- [WRITTEN TASK]:
Copy each line exactly. Drop every picture.

(Records from a data source)
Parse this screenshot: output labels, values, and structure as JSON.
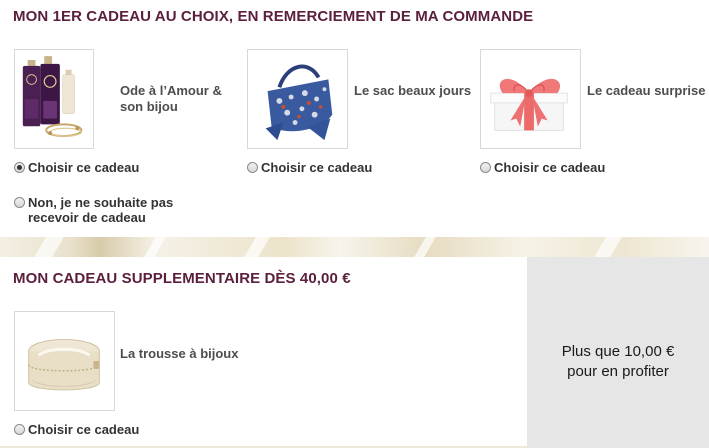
{
  "section1": {
    "title": "MON 1ER CADEAU AU CHOIX, EN REMERCIEMENT DE MA COMMANDE",
    "gifts": [
      {
        "label_line1": "Ode à l’Amour &",
        "label_line2": "son bijou",
        "radio_label": "Choisir ce cadeau",
        "selected": true,
        "icon": "perfume-bottles-bracelet-image"
      },
      {
        "label_line1": "Le sac beaux jours",
        "label_line2": "",
        "radio_label": "Choisir ce cadeau",
        "selected": false,
        "icon": "floral-bag-image"
      },
      {
        "label_line1": "Le cadeau surprise",
        "label_line2": "",
        "radio_label": "Choisir ce cadeau",
        "selected": false,
        "icon": "gift-box-image"
      }
    ],
    "no_gift": {
      "line1": "Non, je ne souhaite pas",
      "line2": "recevoir de cadeau",
      "selected": false
    }
  },
  "section2": {
    "title": "MON CADEAU SUPPLEMENTAIRE DÈS 40,00 €",
    "gift": {
      "label": "La trousse à bijoux",
      "radio_label": "Choisir ce cadeau",
      "selected": false,
      "icon": "jewelry-case-image"
    },
    "cta_line1": "Plus que 10,00 €",
    "cta_line2": "pour en profiter"
  },
  "colors": {
    "title": "#5b1e3c",
    "panel": "#e6e6e6",
    "accent_purple": "#4a1f52"
  }
}
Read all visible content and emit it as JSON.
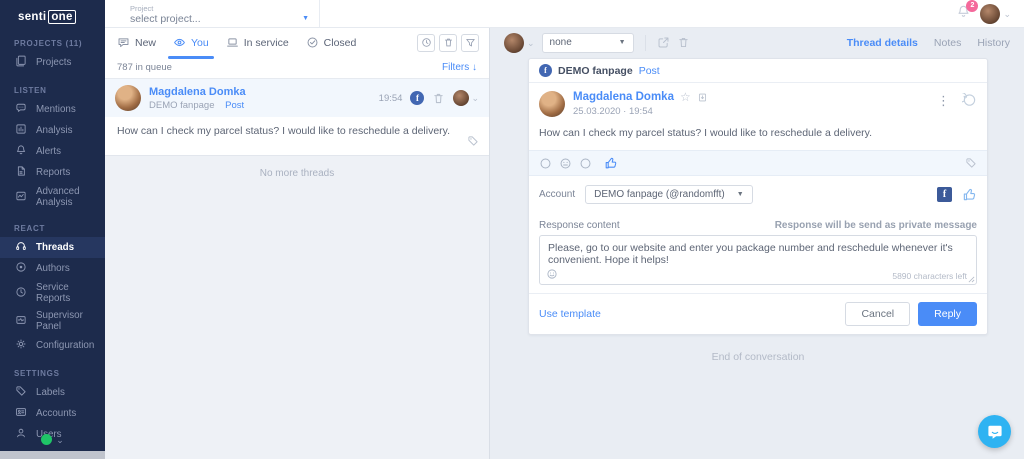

- [SOLUTION]:
Parse this screenshot: output labels, values, and structure as JSON.
{
  "section1": {
    "title": "MON 1ER CADEAU AU CHOIX, EN REMERCIEMENT DE MA COMMANDE",
    "gifts": [
      {
        "label_line1": "Ode à l’Amour &",
        "label_line2": "son bijou",
        "radio_label": "Choisir ce cadeau",
        "selected": true,
        "icon": "perfume-bottles-bracelet-image"
      },
      {
        "label_line1": "Le sac beaux jours",
        "label_line2": "",
        "radio_label": "Choisir ce cadeau",
        "selected": false,
        "icon": "floral-bag-image"
      },
      {
        "label_line1": "Le cadeau surprise",
        "label_line2": "",
        "radio_label": "Choisir ce cadeau",
        "selected": false,
        "icon": "gift-box-image"
      }
    ],
    "no_gift": {
      "line1": "Non, je ne souhaite pas",
      "line2": "recevoir de cadeau",
      "selected": false
    }
  },
  "section2": {
    "title": "MON CADEAU SUPPLEMENTAIRE DÈS 40,00 €",
    "gift": {
      "label": "La trousse à bijoux",
      "radio_label": "Choisir ce cadeau",
      "selected": false,
      "icon": "jewelry-case-image"
    },
    "cta_line1": "Plus que 10,00 €",
    "cta_line2": "pour en profiter"
  },
  "colors": {
    "title": "#5b1e3c",
    "panel": "#e6e6e6",
    "accent_purple": "#4a1f52"
  }
}
Read all visible content and emit it as JSON.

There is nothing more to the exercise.